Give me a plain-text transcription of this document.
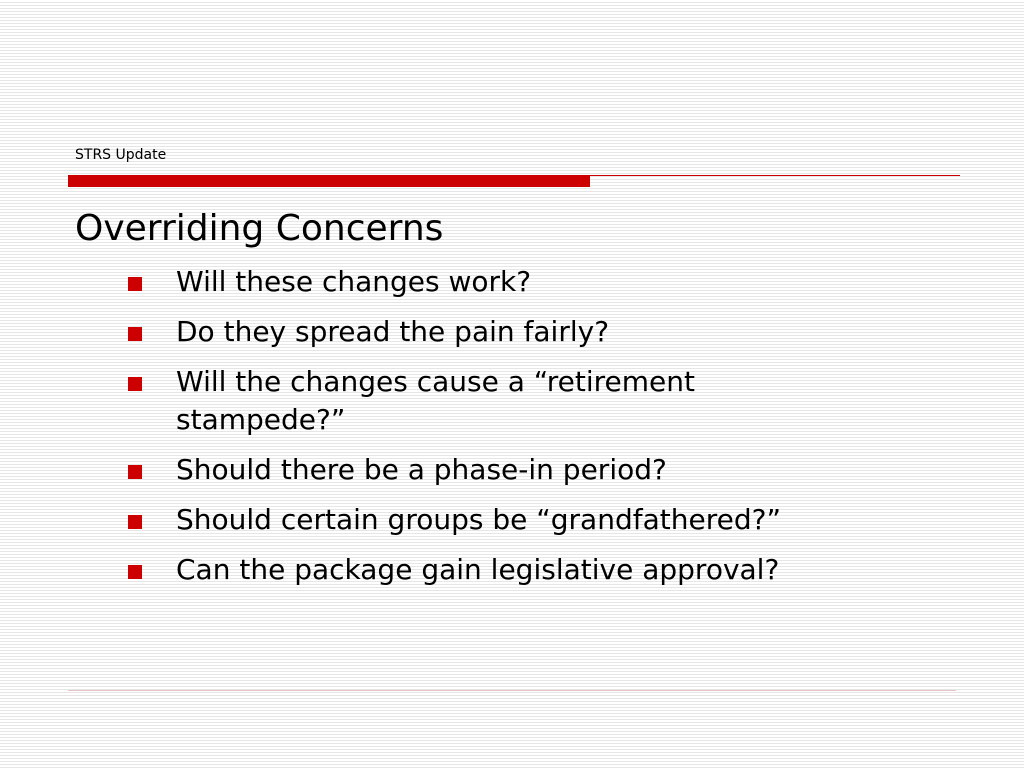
STRS Update
Overriding Concerns
Will these changes work?
Do they spread the pain fairly?
Will the changes cause a “retirement stampede?”
Should there be a phase-in period?
Should certain groups be “grandfathered?”
Can the package gain legislative approval?
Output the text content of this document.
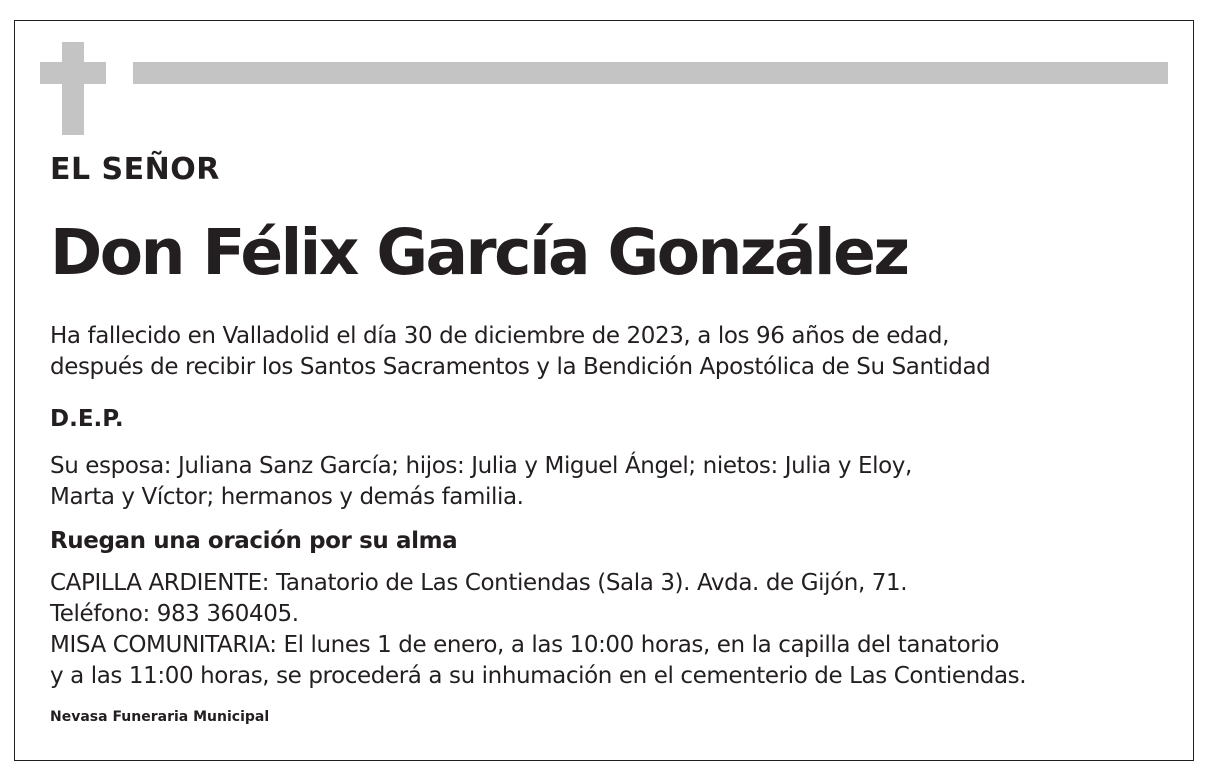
EL SEÑOR

Don Félix García González

Ha fallecido en Valladolid el día 30 de diciembre de 2023, a los 96 años de edad,
después de recibir los Santos Sacramentos y la Bendición Apostólica de Su Santidad

D.E.P.

Su esposa: Juliana Sanz García; hijos: Julia y Miguel Ángel; nietos: Julia y Eloy,
Marta y Víctor; hermanos y demás familia.

Ruegan una oración por su alma

CAPILLA ARDIENTE: Tanatorio de Las Contiendas (Sala 3). Avda. de Gijón, 71.
Teléfono: 983 360405.
MISA COMUNITARIA: El lunes 1 de enero, a las 10:00 horas, en la capilla del tanatorio
y a las 11:00 horas, se procederá a su inhumación en el cementerio de Las Contiendas.

Nevasa Funeraria Municipal
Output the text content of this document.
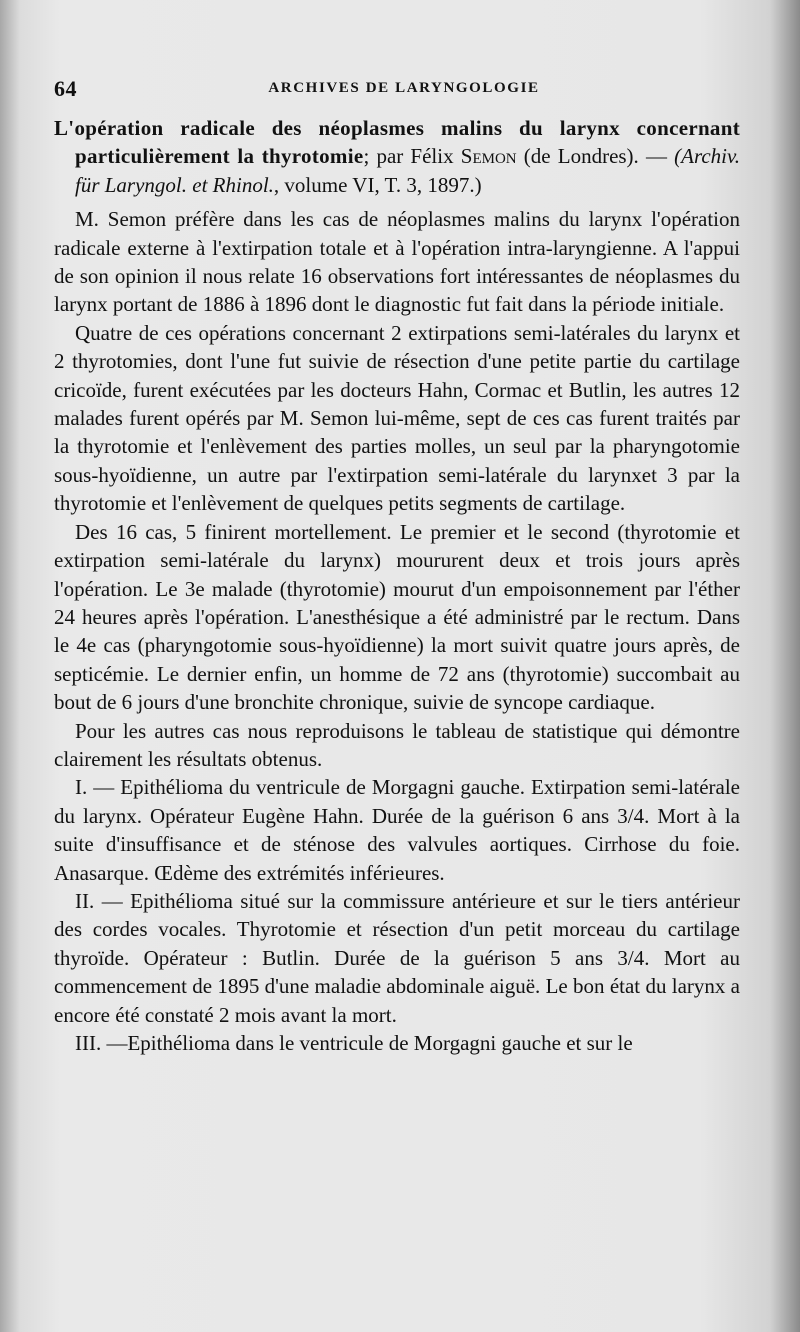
64	ARCHIVES DE LARYNGOLOGIE

L'opération radicale des néoplasmes malins du larynx concernant particulièrement la thyrotomie; par Félix Semon (de Londres). — (Archiv. für Laryngol. et Rhinol., volume VI, T. 3, 1897.)

M. Semon préfère dans les cas de néoplasmes malins du larynx l'opération radicale externe à l'extirpation totale et à l'opération intra-laryngienne. A l'appui de son opinion il nous relate 16 observations fort intéressantes de néoplasmes du larynx portant de 1886 à 1896 dont le diagnostic fut fait dans la période initiale.

Quatre de ces opérations concernant 2 extirpations semi-latérales du larynx et 2 thyrotomies, dont l'une fut suivie de résection d'une petite partie du cartilage cricoïde, furent exécutées par les docteurs Hahn, Cormac et Butlin, les autres 12 malades furent opérés par M. Semon lui-même, sept de ces cas furent traités par la thyrotomie et l'enlèvement des parties molles, un seul par la pharyngotomie sous-hyoïdienne, un autre par l'extirpation semi-latérale du larynxet 3 par la thyrotomie et l'enlèvement de quelques petits segments de cartilage.

Des 16 cas, 5 finirent mortellement. Le premier et le second (thyrotomie et extirpation semi-latérale du larynx) moururent deux et trois jours après l'opération. Le 3e malade (thyrotomie) mourut d'un empoisonnement par l'éther 24 heures après l'opération. L'anesthésique a été administré par le rectum. Dans le 4e cas (pharyngotomie sous-hyoïdienne) la mort suivit quatre jours après, de septicémie. Le dernier enfin, un homme de 72 ans (thyrotomie) succombait au bout de 6 jours d'une bronchite chronique, suivie de syncope cardiaque.

Pour les autres cas nous reproduisons le tableau de statistique qui démontre clairement les résultats obtenus.

I. — Epithélioma du ventricule de Morgagni gauche. Extirpation semi-latérale du larynx. Opérateur Eugène Hahn. Durée de la guérison 6 ans 3/4. Mort à la suite d'insuffisance et de sténose des valvules aortiques. Cirrhose du foie. Anasarque. Œdème des extrémités inférieures.

II. — Epithélioma situé sur la commissure antérieure et sur le tiers antérieur des cordes vocales. Thyrotomie et résection d'un petit morceau du cartilage thyroïde. Opérateur : Butlin. Durée de la guérison 5 ans 3/4. Mort au commencement de 1895 d'une maladie abdominale aiguë. Le bon état du larynx a encore été constaté 2 mois avant la mort.

III. —Epithélioma dans le ventricule de Morgagni gauche et sur le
--
> _Task to complete_
Make an exact copy of the data above, pictures excluded.

> _Result_
Give me a plain-text transcription of this document.
STRS Update
Overriding Concerns
Will these changes work?
Do they spread the pain fairly?
Will the changes cause a “retirement stampede?”
Should there be a phase-in period?
Should certain groups be “grandfathered?”
Can the package gain legislative approval?
Output the text content of this document.
EL SEÑOR

Don Félix García González

Ha fallecido en Valladolid el día 30 de diciembre de 2023, a los 96 años de edad,
después de recibir los Santos Sacramentos y la Bendición Apostólica de Su Santidad

D.E.P.

Su esposa: Juliana Sanz García; hijos: Julia y Miguel Ángel; nietos: Julia y Eloy,
Marta y Víctor; hermanos y demás familia.

Ruegan una oración por su alma

CAPILLA ARDIENTE: Tanatorio de Las Contiendas (Sala 3). Avda. de Gijón, 71.
Teléfono: 983 360405.
MISA COMUNITARIA: El lunes 1 de enero, a las 10:00 horas, en la capilla del tanatorio
y a las 11:00 horas, se procederá a su inhumación en el cementerio de Las Contiendas.

Nevasa Funeraria Municipal
Output the text content of this document.
64	ARCHIVES DE LARYNGOLOGIE

L'opération radicale des néoplasmes malins du larynx concernant particulièrement la thyrotomie; par Félix Semon (de Londres). — (Archiv. für Laryngol. et Rhinol., volume VI, T. 3, 1897.)

M. Semon préfère dans les cas de néoplasmes malins du larynx l'opération radicale externe à l'extirpation totale et à l'opération intra-laryngienne. A l'appui de son opinion il nous relate 16 observations fort intéressantes de néoplasmes du larynx portant de 1886 à 1896 dont le diagnostic fut fait dans la période initiale.

Quatre de ces opérations concernant 2 extirpations semi-latérales du larynx et 2 thyrotomies, dont l'une fut suivie de résection d'une petite partie du cartilage cricoïde, furent exécutées par les docteurs Hahn, Cormac et Butlin, les autres 12 malades furent opérés par M. Semon lui-même, sept de ces cas furent traités par la thyrotomie et l'enlèvement des parties molles, un seul par la pharyngotomie sous-hyoïdienne, un autre par l'extirpation semi-latérale du larynxet 3 par la thyrotomie et l'enlèvement de quelques petits segments de cartilage.

Des 16 cas, 5 finirent mortellement. Le premier et le second (thyrotomie et extirpation semi-latérale du larynx) moururent deux et trois jours après l'opération. Le 3e malade (thyrotomie) mourut d'un empoisonnement par l'éther 24 heures après l'opération. L'anesthésique a été administré par le rectum. Dans le 4e cas (pharyngotomie sous-hyoïdienne) la mort suivit quatre jours après, de septicémie. Le dernier enfin, un homme de 72 ans (thyrotomie) succombait au bout de 6 jours d'une bronchite chronique, suivie de syncope cardiaque.

Pour les autres cas nous reproduisons le tableau de statistique qui démontre clairement les résultats obtenus.

I. — Epithélioma du ventricule de Morgagni gauche. Extirpation semi-latérale du larynx. Opérateur Eugène Hahn. Durée de la guérison 6 ans 3/4. Mort à la suite d'insuffisance et de sténose des valvules aortiques. Cirrhose du foie. Anasarque. Œdème des extrémités inférieures.

II. — Epithélioma situé sur la commissure antérieure et sur le tiers antérieur des cordes vocales. Thyrotomie et résection d'un petit morceau du cartilage thyroïde. Opérateur : Butlin. Durée de la guérison 5 ans 3/4. Mort au commencement de 1895 d'une maladie abdominale aiguë. Le bon état du larynx a encore été constaté 2 mois avant la mort.

III. —Epithélioma dans le ventricule de Morgagni gauche et sur le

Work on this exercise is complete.